= WHAT IS REQUIRED =
Copy every entry exactly as given, minus the images.
[Start LISTED ENTRIES]
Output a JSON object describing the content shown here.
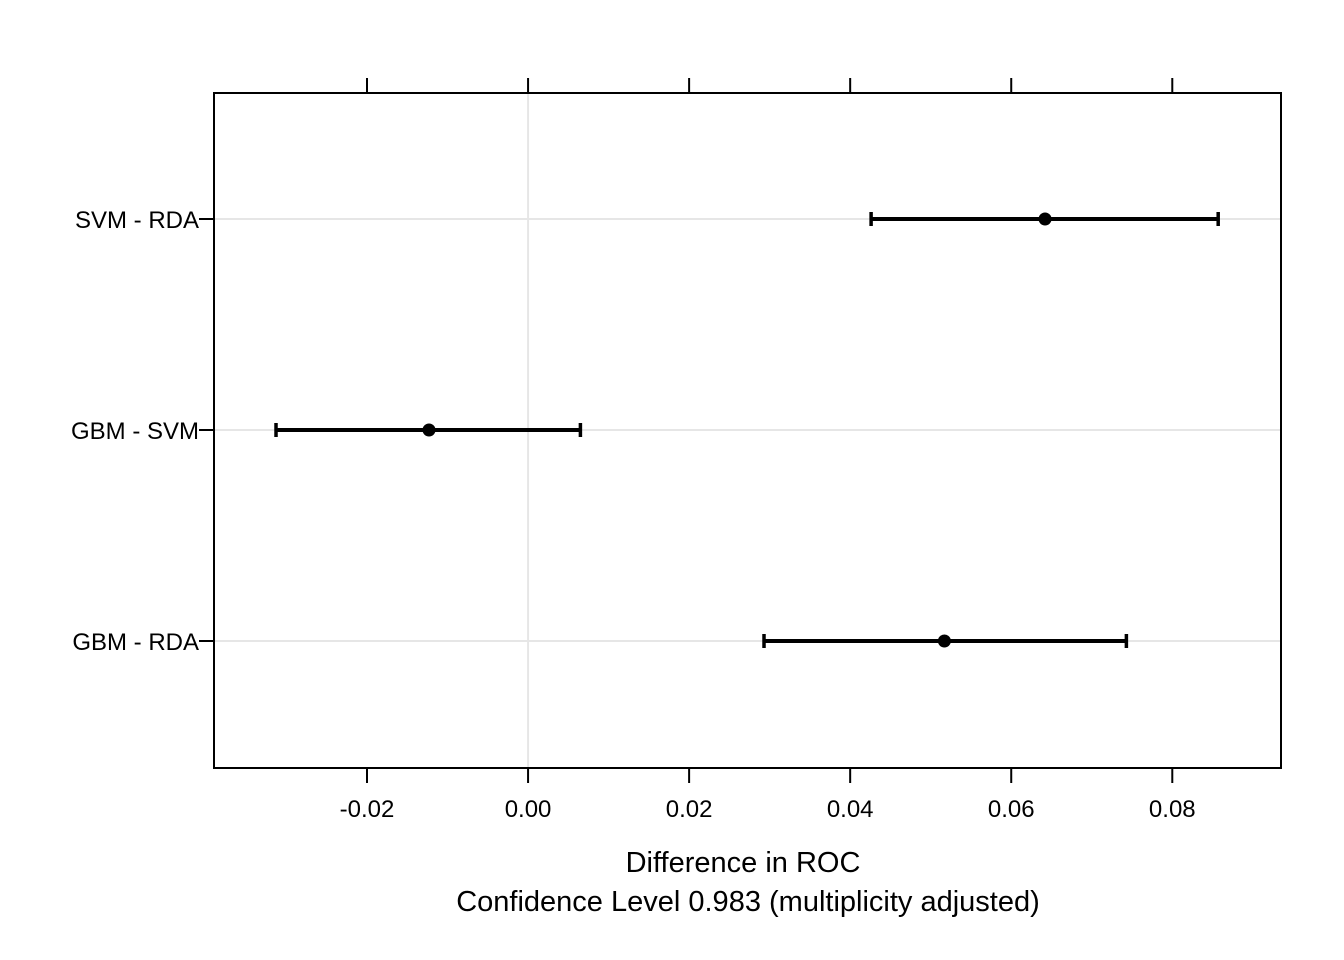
{
  "chart_data": {
    "type": "dotplot-interval",
    "title": "",
    "xlabel": "Difference in ROC",
    "subtitle": "Confidence Level 0.983  (multiplicity adjusted)",
    "ylabel": "",
    "xlim": [
      -0.039,
      0.0935
    ],
    "x_ticks": [
      -0.02,
      0.0,
      0.02,
      0.04,
      0.06,
      0.08
    ],
    "x_tick_labels": [
      "-0.02",
      "0.00",
      "0.02",
      "0.04",
      "0.06",
      "0.08"
    ],
    "categories": [
      "SVM - RDA",
      "GBM - SVM",
      "GBM - RDA"
    ],
    "estimates": [
      0.0642,
      -0.0123,
      0.0517
    ],
    "lower": [
      0.0426,
      -0.0313,
      0.0293
    ],
    "upper": [
      0.0857,
      0.0065,
      0.0743
    ],
    "reference_line": 0.0,
    "grid": true,
    "legend": "none",
    "colors": {
      "points": "#000000",
      "grid": "#e6e6e6",
      "frame": "#000000"
    }
  }
}
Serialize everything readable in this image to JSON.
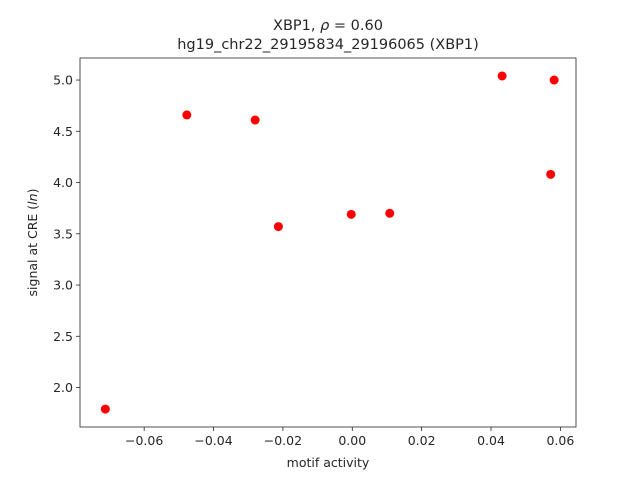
{
  "chart_data": {
    "type": "scatter",
    "title_line1_prefix": "XBP1, ",
    "title_rho_symbol": "ρ",
    "title_rho_rest": " = 0.60",
    "title_line2": "hg19_chr22_29195834_29196065 (XBP1)",
    "xlabel": "motif activity",
    "ylabel_prefix": "signal at CRE (",
    "ylabel_italic": "ln",
    "ylabel_suffix": ")",
    "xlim": [
      -0.0785,
      0.0645
    ],
    "ylim": [
      1.615,
      5.215
    ],
    "xticks": [
      -0.06,
      -0.04,
      -0.02,
      0.0,
      0.02,
      0.04,
      0.06
    ],
    "xtick_labels": [
      "−0.06",
      "−0.04",
      "−0.02",
      "0.00",
      "0.02",
      "0.04",
      "0.06"
    ],
    "yticks": [
      2.0,
      2.5,
      3.0,
      3.5,
      4.0,
      4.5,
      5.0
    ],
    "ytick_labels": [
      "2.0",
      "2.5",
      "3.0",
      "3.5",
      "4.0",
      "4.5",
      "5.0"
    ],
    "grid": false,
    "marker_color": "#ff0000",
    "points": [
      {
        "x": -0.0712,
        "y": 1.79
      },
      {
        "x": -0.0477,
        "y": 4.66
      },
      {
        "x": -0.028,
        "y": 4.61
      },
      {
        "x": -0.0213,
        "y": 3.57
      },
      {
        "x": -0.0003,
        "y": 3.69
      },
      {
        "x": 0.0108,
        "y": 3.7
      },
      {
        "x": 0.0432,
        "y": 5.04
      },
      {
        "x": 0.0572,
        "y": 4.08
      },
      {
        "x": 0.0582,
        "y": 5.0
      }
    ]
  }
}
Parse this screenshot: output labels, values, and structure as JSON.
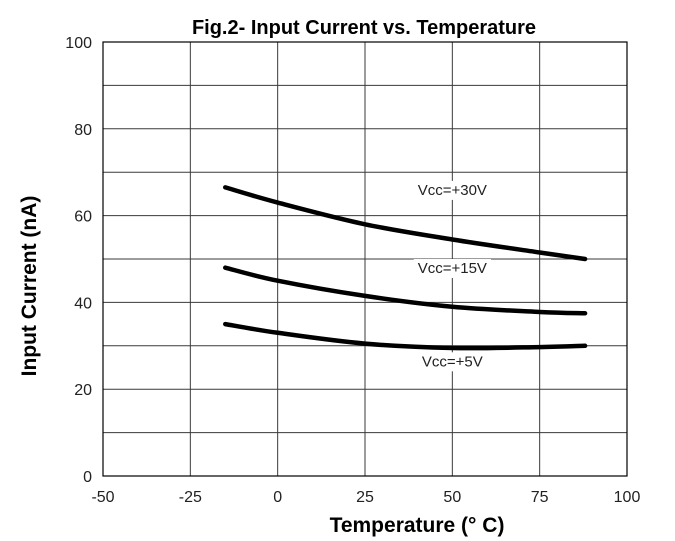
{
  "chart_data": {
    "type": "line",
    "title": "Fig.2- Input Current vs. Temperature",
    "xlabel": "Temperature (° C)",
    "ylabel": "Input Current (nA)",
    "xlim": [
      -50,
      100
    ],
    "ylim": [
      0,
      100
    ],
    "x_ticks": [
      -50,
      -25,
      0,
      25,
      50,
      75,
      100
    ],
    "y_ticks": [
      0,
      20,
      40,
      60,
      80,
      100
    ],
    "y_ticks_labeled": [
      0,
      20,
      40,
      60,
      80,
      100
    ],
    "grid": true,
    "series": [
      {
        "name": "Vcc=+30V",
        "label_pos": [
          50,
          65
        ],
        "x": [
          -15,
          0,
          25,
          50,
          75,
          88
        ],
        "y": [
          66.5,
          63,
          58,
          54.5,
          51.5,
          50
        ]
      },
      {
        "name": "Vcc=+15V",
        "label_pos": [
          50,
          47
        ],
        "x": [
          -15,
          0,
          25,
          50,
          75,
          88
        ],
        "y": [
          48,
          45,
          41.5,
          39,
          37.8,
          37.5
        ]
      },
      {
        "name": "Vcc=+5V",
        "label_pos": [
          50,
          25.5
        ],
        "x": [
          -15,
          0,
          25,
          50,
          75,
          88
        ],
        "y": [
          35,
          33,
          30.5,
          29.5,
          29.7,
          30
        ]
      }
    ]
  }
}
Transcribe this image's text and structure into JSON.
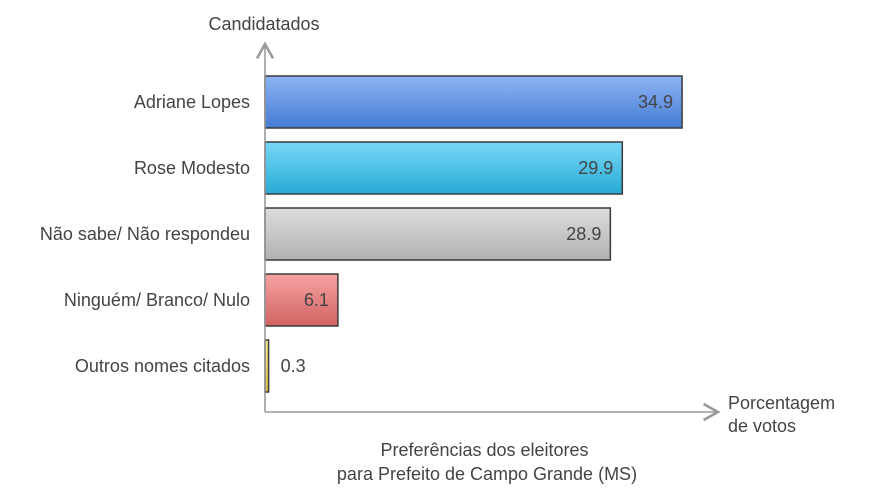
{
  "chart_data": {
    "type": "bar",
    "orientation": "horizontal",
    "title": "Preferências dos eleitores para Prefeito de Campo Grande (MS)",
    "title_lines": [
      "Preferências dos eleitores",
      "para Prefeito de Campo Grande (MS)"
    ],
    "ylabel": "Candidatados",
    "xlabel_lines": [
      "Porcentagem",
      "de votos"
    ],
    "categories": [
      "Adriane Lopes",
      "Rose Modesto",
      "Não sabe/ Não respondeu",
      "Ninguém/ Branco/ Nulo",
      "Outros nomes citados"
    ],
    "values": [
      34.9,
      29.9,
      28.9,
      6.1,
      0.3
    ],
    "value_labels": [
      "34.9",
      "29.9",
      "28.9",
      "6.1",
      "0.3"
    ],
    "colors": [
      "#4f8df0",
      "#2ec2f2",
      "#c9c9c9",
      "#f07070",
      "#f2e04a"
    ],
    "xlim": [
      0,
      40
    ],
    "grid": false,
    "legend": "none"
  }
}
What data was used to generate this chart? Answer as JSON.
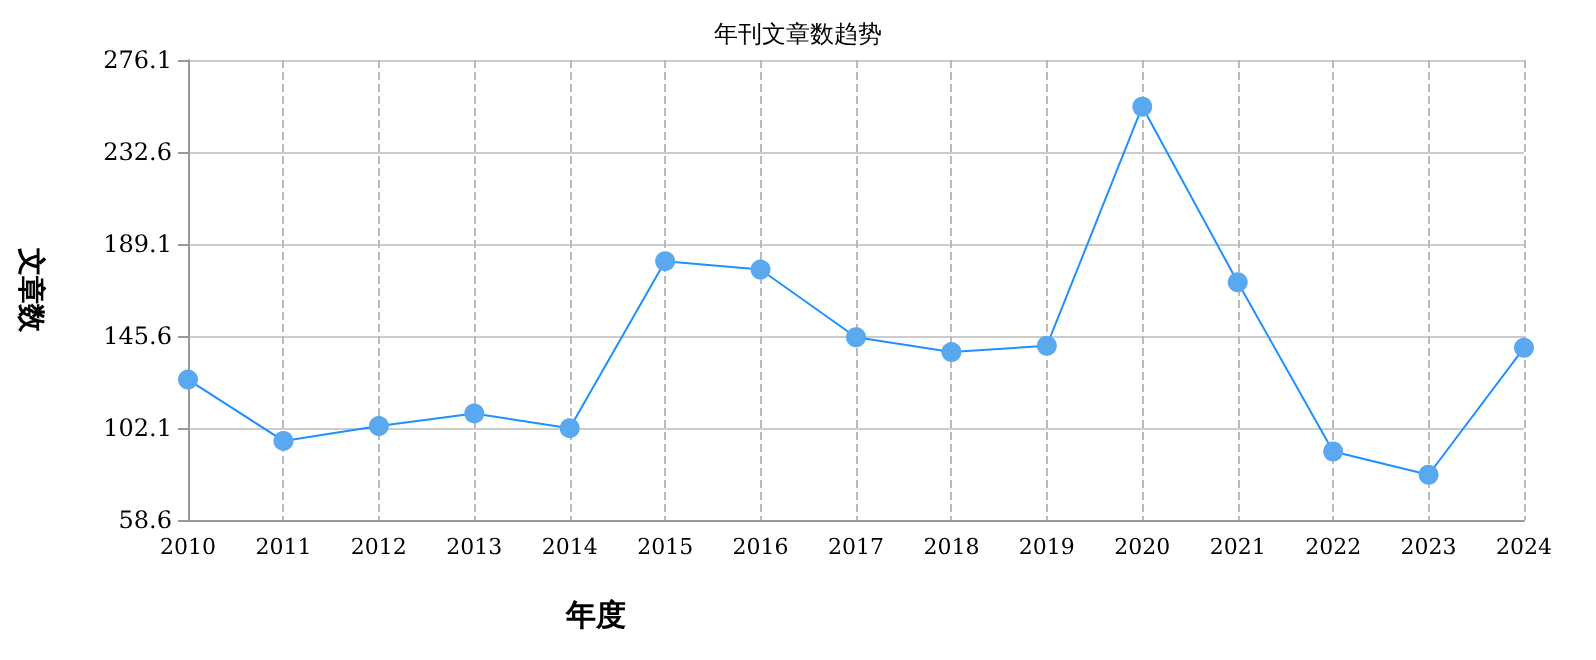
{
  "chart_data": {
    "type": "line",
    "title": "年刊文章数趋势",
    "xlabel": "年度",
    "ylabel": "文章数",
    "categories": [
      "2010",
      "2011",
      "2012",
      "2013",
      "2014",
      "2015",
      "2016",
      "2017",
      "2018",
      "2019",
      "2020",
      "2021",
      "2022",
      "2023",
      "2024"
    ],
    "series": [
      {
        "color": "#1e90ff",
        "values": [
          125,
          96,
          103,
          109,
          102,
          181,
          177,
          145,
          138,
          141,
          254,
          171,
          91,
          80,
          140
        ]
      }
    ],
    "ylim": [
      58.6,
      276.1
    ],
    "yticks": [
      58.6,
      102.1,
      145.6,
      189.1,
      232.6,
      276.1
    ],
    "grid": true,
    "marker": "circle"
  }
}
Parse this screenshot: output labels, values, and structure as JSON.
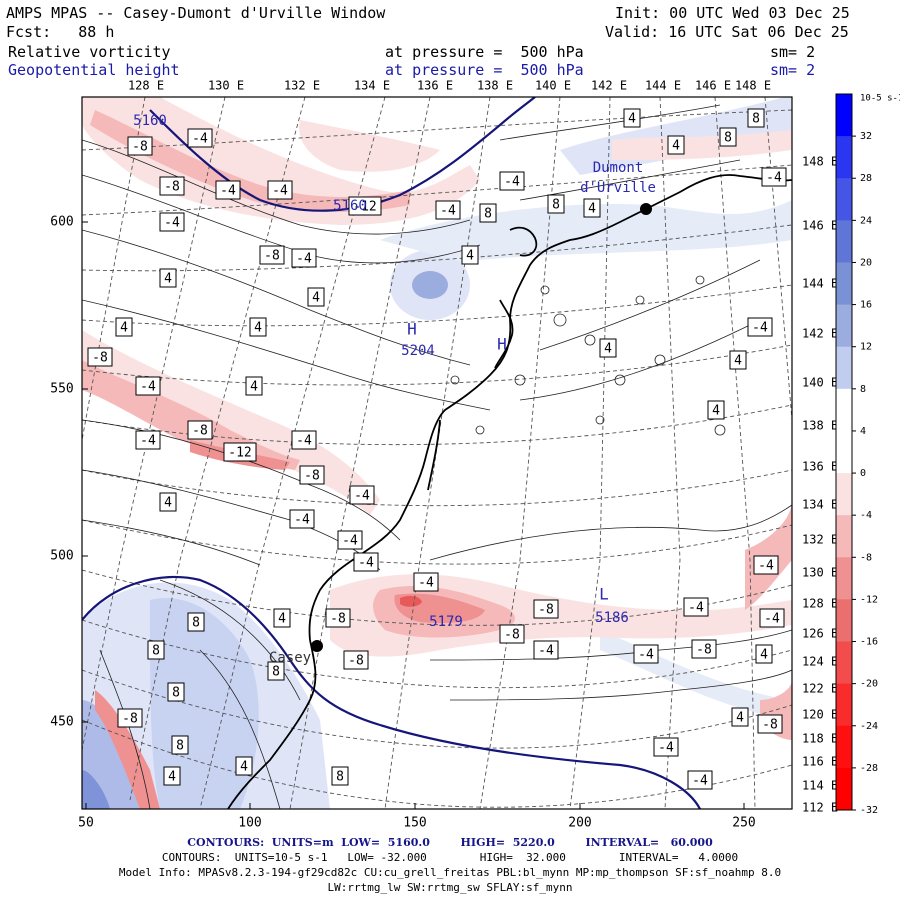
[End LISTED ENTRIES]
= WRITTEN ANSWER =
Output a JSON object describing the content shown here.
{
  "chart_data": {
    "type": "dotplot-interval",
    "title": "",
    "xlabel": "Difference in ROC",
    "subtitle": "Confidence Level 0.983  (multiplicity adjusted)",
    "ylabel": "",
    "xlim": [
      -0.039,
      0.0935
    ],
    "x_ticks": [
      -0.02,
      0.0,
      0.02,
      0.04,
      0.06,
      0.08
    ],
    "x_tick_labels": [
      "-0.02",
      "0.00",
      "0.02",
      "0.04",
      "0.06",
      "0.08"
    ],
    "categories": [
      "SVM - RDA",
      "GBM - SVM",
      "GBM - RDA"
    ],
    "estimates": [
      0.0642,
      -0.0123,
      0.0517
    ],
    "lower": [
      0.0426,
      -0.0313,
      0.0293
    ],
    "upper": [
      0.0857,
      0.0065,
      0.0743
    ],
    "reference_line": 0.0,
    "grid": true,
    "legend": "none",
    "colors": {
      "points": "#000000",
      "grid": "#e6e6e6",
      "frame": "#000000"
    }
  }
}
Serialize everything readable in this image to JSON.
{
  "chart_data": {
    "type": "scatter",
    "title_line1_prefix": "XBP1, ",
    "title_rho_symbol": "ρ",
    "title_rho_rest": " = 0.60",
    "title_line2": "hg19_chr22_29195834_29196065 (XBP1)",
    "xlabel": "motif activity",
    "ylabel_prefix": "signal at CRE (",
    "ylabel_italic": "ln",
    "ylabel_suffix": ")",
    "xlim": [
      -0.0785,
      0.0645
    ],
    "ylim": [
      1.615,
      5.215
    ],
    "xticks": [
      -0.06,
      -0.04,
      -0.02,
      0.0,
      0.02,
      0.04,
      0.06
    ],
    "xtick_labels": [
      "−0.06",
      "−0.04",
      "−0.02",
      "0.00",
      "0.02",
      "0.04",
      "0.06"
    ],
    "yticks": [
      2.0,
      2.5,
      3.0,
      3.5,
      4.0,
      4.5,
      5.0
    ],
    "ytick_labels": [
      "2.0",
      "2.5",
      "3.0",
      "3.5",
      "4.0",
      "4.5",
      "5.0"
    ],
    "grid": false,
    "marker_color": "#ff0000",
    "points": [
      {
        "x": -0.0712,
        "y": 1.79
      },
      {
        "x": -0.0477,
        "y": 4.66
      },
      {
        "x": -0.028,
        "y": 4.61
      },
      {
        "x": -0.0213,
        "y": 3.57
      },
      {
        "x": -0.0003,
        "y": 3.69
      },
      {
        "x": 0.0108,
        "y": 3.7
      },
      {
        "x": 0.0432,
        "y": 5.04
      },
      {
        "x": 0.0572,
        "y": 4.08
      },
      {
        "x": 0.0582,
        "y": 5.0
      }
    ]
  }
}
Parse this screenshot: output labels, values, and structure as JSON.
{
  "chart_data": {
    "type": "line",
    "title": "Fig.2- Input Current vs. Temperature",
    "xlabel": "Temperature (° C)",
    "ylabel": "Input Current (nA)",
    "xlim": [
      -50,
      100
    ],
    "ylim": [
      0,
      100
    ],
    "x_ticks": [
      -50,
      -25,
      0,
      25,
      50,
      75,
      100
    ],
    "y_ticks": [
      0,
      20,
      40,
      60,
      80,
      100
    ],
    "y_ticks_labeled": [
      0,
      20,
      40,
      60,
      80,
      100
    ],
    "grid": true,
    "series": [
      {
        "name": "Vcc=+30V",
        "label_pos": [
          50,
          65
        ],
        "x": [
          -15,
          0,
          25,
          50,
          75,
          88
        ],
        "y": [
          66.5,
          63,
          58,
          54.5,
          51.5,
          50
        ]
      },
      {
        "name": "Vcc=+15V",
        "label_pos": [
          50,
          47
        ],
        "x": [
          -15,
          0,
          25,
          50,
          75,
          88
        ],
        "y": [
          48,
          45,
          41.5,
          39,
          37.8,
          37.5
        ]
      },
      {
        "name": "Vcc=+5V",
        "label_pos": [
          50,
          25.5
        ],
        "x": [
          -15,
          0,
          25,
          50,
          75,
          88
        ],
        "y": [
          35,
          33,
          30.5,
          29.5,
          29.7,
          30
        ]
      }
    ]
  }
}
Transcribe this image's text and structure into JSON.
{
  "chart_data": {
    "type": "bar",
    "orientation": "horizontal",
    "title": "Preferências dos eleitores para Prefeito de Campo Grande (MS)",
    "title_lines": [
      "Preferências dos eleitores",
      "para Prefeito de Campo Grande (MS)"
    ],
    "ylabel": "Candidatados",
    "xlabel_lines": [
      "Porcentagem",
      "de votos"
    ],
    "categories": [
      "Adriane Lopes",
      "Rose Modesto",
      "Não sabe/ Não respondeu",
      "Ninguém/ Branco/ Nulo",
      "Outros nomes citados"
    ],
    "values": [
      34.9,
      29.9,
      28.9,
      6.1,
      0.3
    ],
    "value_labels": [
      "34.9",
      "29.9",
      "28.9",
      "6.1",
      "0.3"
    ],
    "colors": [
      "#4f8df0",
      "#2ec2f2",
      "#c9c9c9",
      "#f07070",
      "#f2e04a"
    ],
    "xlim": [
      0,
      40
    ],
    "grid": false,
    "legend": "none"
  }
}
What data was used to generate this chart? Answer as JSON.
{
  "chart_data": {
    "type": "line",
    "title": "年刊文章数趋势",
    "xlabel": "年度",
    "ylabel": "文章数",
    "categories": [
      "2010",
      "2011",
      "2012",
      "2013",
      "2014",
      "2015",
      "2016",
      "2017",
      "2018",
      "2019",
      "2020",
      "2021",
      "2022",
      "2023",
      "2024"
    ],
    "series": [
      {
        "color": "#1e90ff",
        "values": [
          125,
          96,
          103,
          109,
          102,
          181,
          177,
          145,
          138,
          141,
          254,
          171,
          91,
          80,
          140
        ]
      }
    ],
    "ylim": [
      58.6,
      276.1
    ],
    "yticks": [
      58.6,
      102.1,
      145.6,
      189.1,
      232.6,
      276.1
    ],
    "grid": true,
    "marker": "circle"
  }
}
Parse this screenshot: output labels, values, and structure as JSON.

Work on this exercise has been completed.